> **Given records**
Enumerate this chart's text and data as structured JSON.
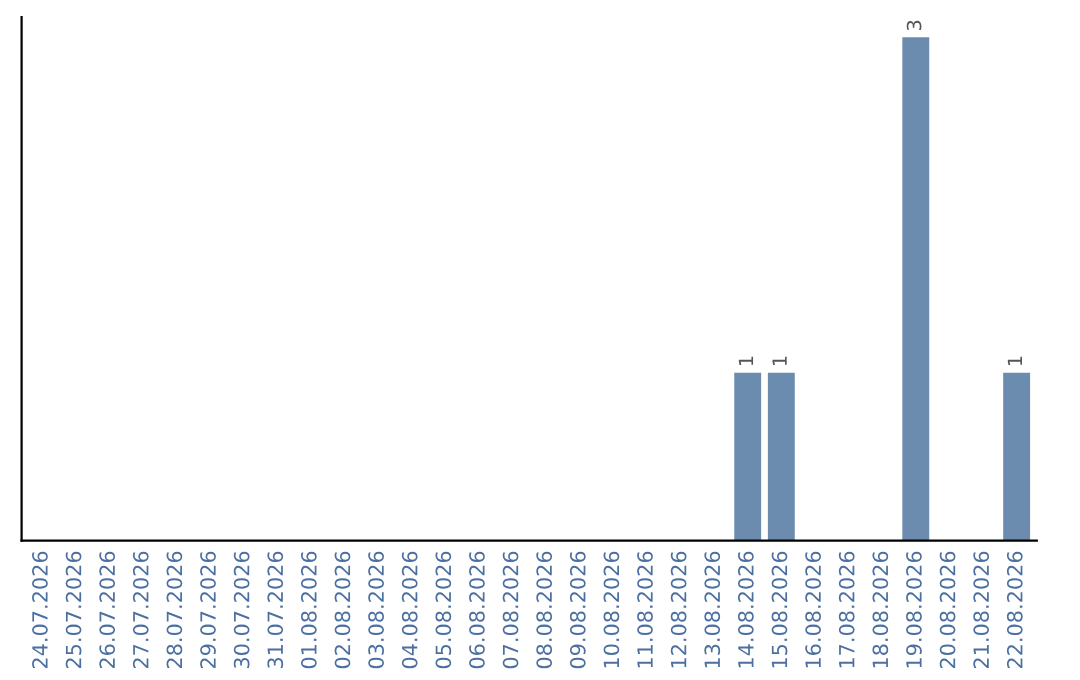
{
  "chart_data": {
    "type": "bar",
    "categories": [
      "24.07.2026",
      "25.07.2026",
      "26.07.2026",
      "27.07.2026",
      "28.07.2026",
      "29.07.2026",
      "30.07.2026",
      "31.07.2026",
      "01.08.2026",
      "02.08.2026",
      "03.08.2026",
      "04.08.2026",
      "05.08.2026",
      "06.08.2026",
      "07.08.2026",
      "08.08.2026",
      "09.08.2026",
      "10.08.2026",
      "11.08.2026",
      "12.08.2026",
      "13.08.2026",
      "14.08.2026",
      "15.08.2026",
      "16.08.2026",
      "17.08.2026",
      "18.08.2026",
      "19.08.2026",
      "20.08.2026",
      "21.08.2026",
      "22.08.2026"
    ],
    "values": [
      null,
      null,
      null,
      null,
      null,
      null,
      null,
      null,
      null,
      null,
      null,
      null,
      null,
      null,
      null,
      null,
      null,
      null,
      null,
      null,
      null,
      1,
      1,
      null,
      null,
      null,
      3,
      null,
      null,
      1
    ],
    "data_labels": true,
    "color": "#6b8cae",
    "tick_labels": "x",
    "grid": false
  }
}
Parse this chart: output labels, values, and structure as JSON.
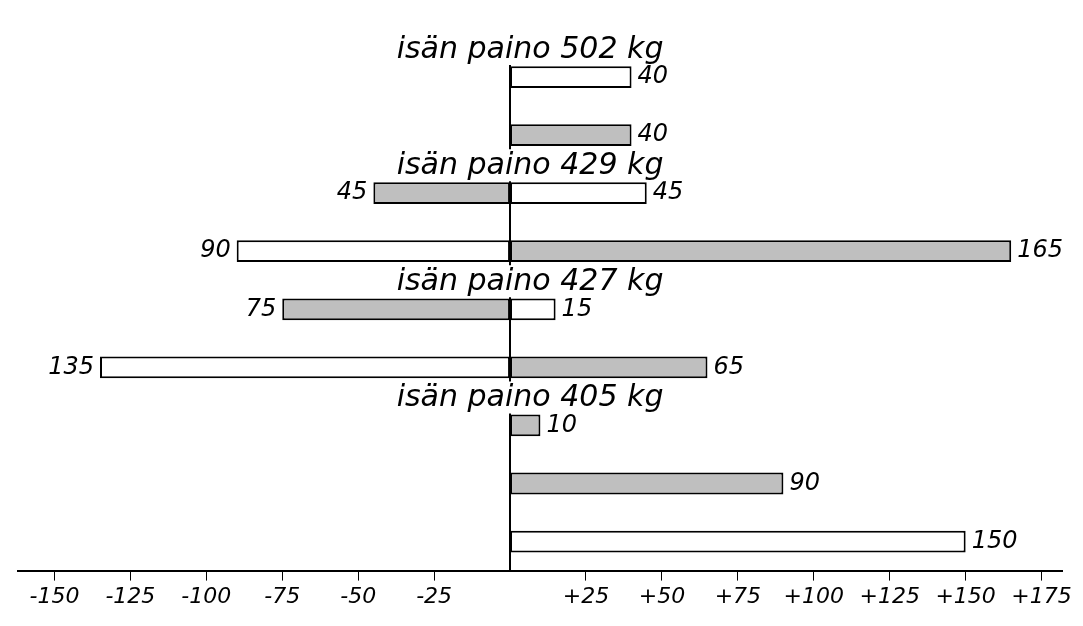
{
  "chart_data": {
    "type": "bar",
    "orientation": "horizontal",
    "categories": [
      "isän paino 502 kg",
      null,
      "isän paino 429 kg",
      null,
      "isän paino 427 kg",
      null,
      "isän paino 405 kg",
      null,
      null
    ],
    "series": [
      {
        "color": "#ffffff",
        "values": [
          40,
          null,
          45,
          90,
          15,
          135,
          null,
          null,
          150
        ],
        "base": [
          0,
          null,
          0,
          -90,
          0,
          -135,
          null,
          null,
          0
        ],
        "value_labels": [
          "40",
          null,
          "45",
          "90",
          "15",
          "135",
          null,
          null,
          "150"
        ]
      },
      {
        "color": "#bfbfbf",
        "values": [
          null,
          40,
          45,
          165,
          75,
          65,
          10,
          90,
          null
        ],
        "base": [
          null,
          0,
          -45,
          0,
          -75,
          0,
          0,
          0,
          null
        ],
        "value_labels": [
          null,
          "40",
          "45",
          "165",
          "75",
          "65",
          "10",
          "90",
          null
        ]
      }
    ],
    "xlim": [
      -162,
      182
    ],
    "xticks": [
      -150,
      -125,
      -100,
      -75,
      -50,
      -25,
      {
        "value": 25,
        "label": "+25"
      },
      {
        "value": 50,
        "label": "+50"
      },
      {
        "value": 75,
        "label": "+75"
      },
      {
        "value": 100,
        "label": "+100"
      },
      {
        "value": 125,
        "label": "+125"
      },
      {
        "value": 150,
        "label": "+150"
      },
      {
        "value": 175,
        "label": "+175"
      }
    ]
  }
}
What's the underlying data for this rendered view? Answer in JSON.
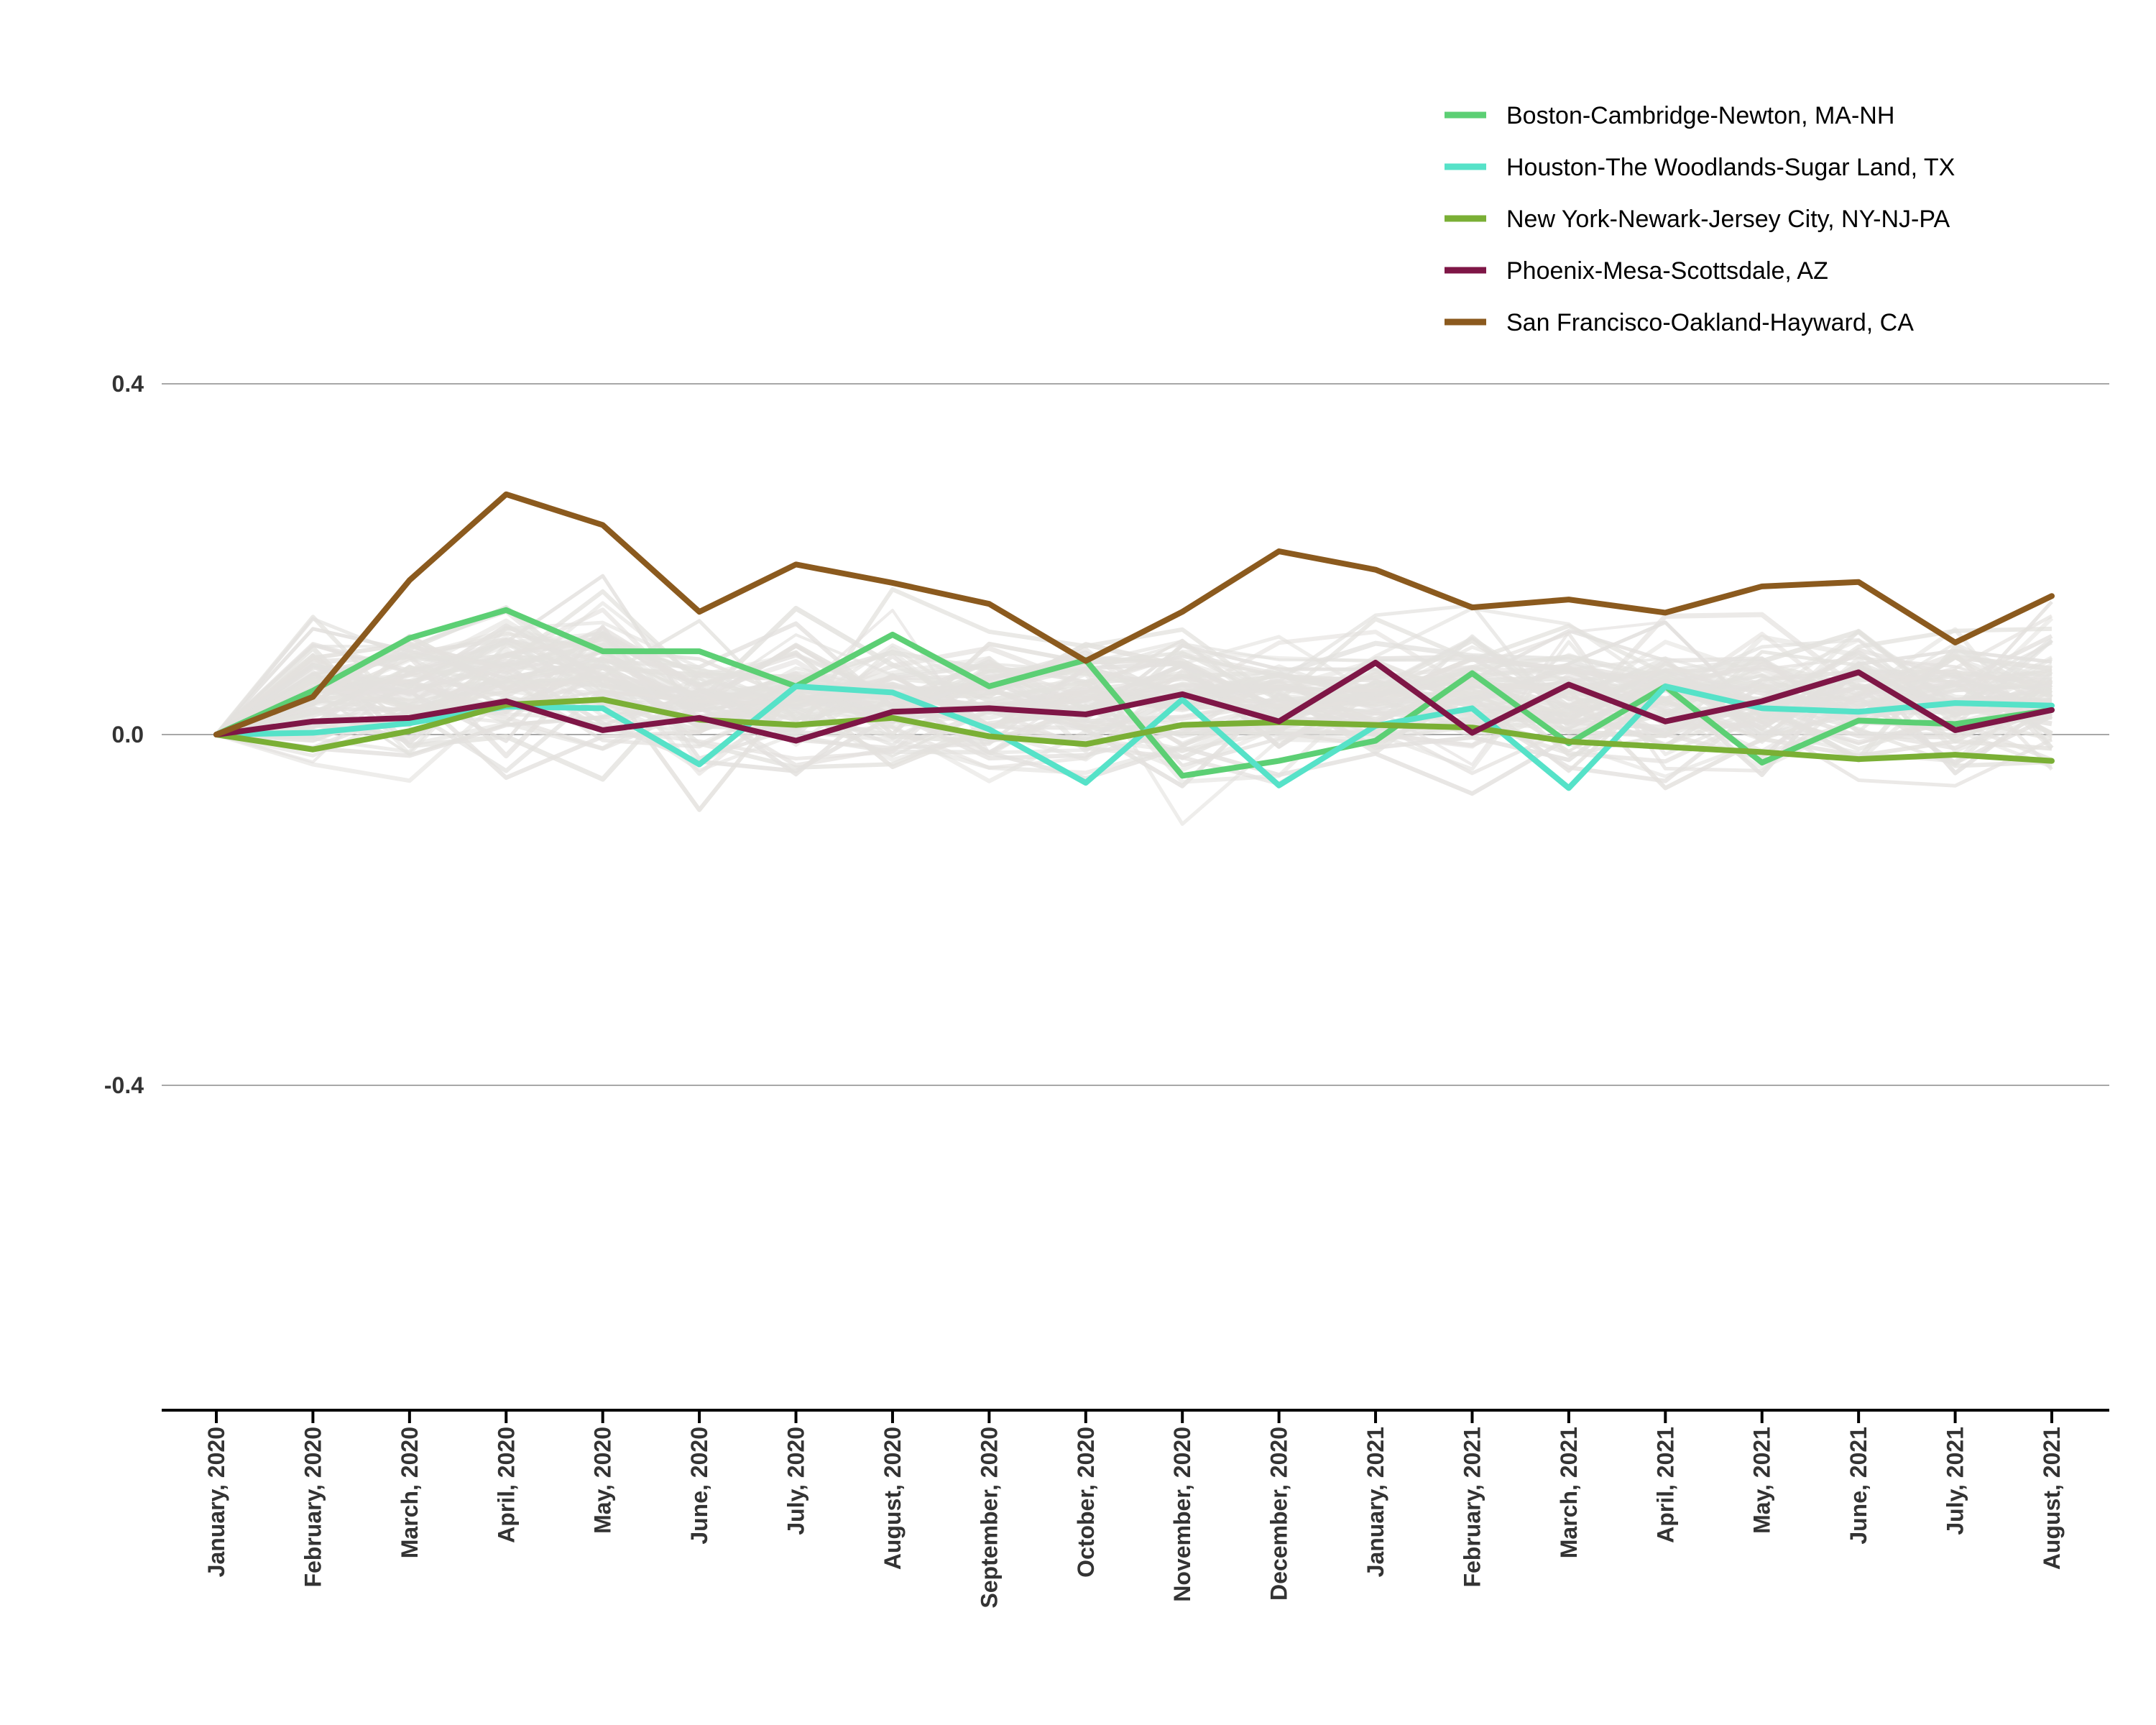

> **Objective**
Each line in the entries above that includes the string "values" should be extracted.

> **Result for this task**
    "values": [
Parse this chart: output labels, values, and structure as JSON.
        "values": [
        "values": [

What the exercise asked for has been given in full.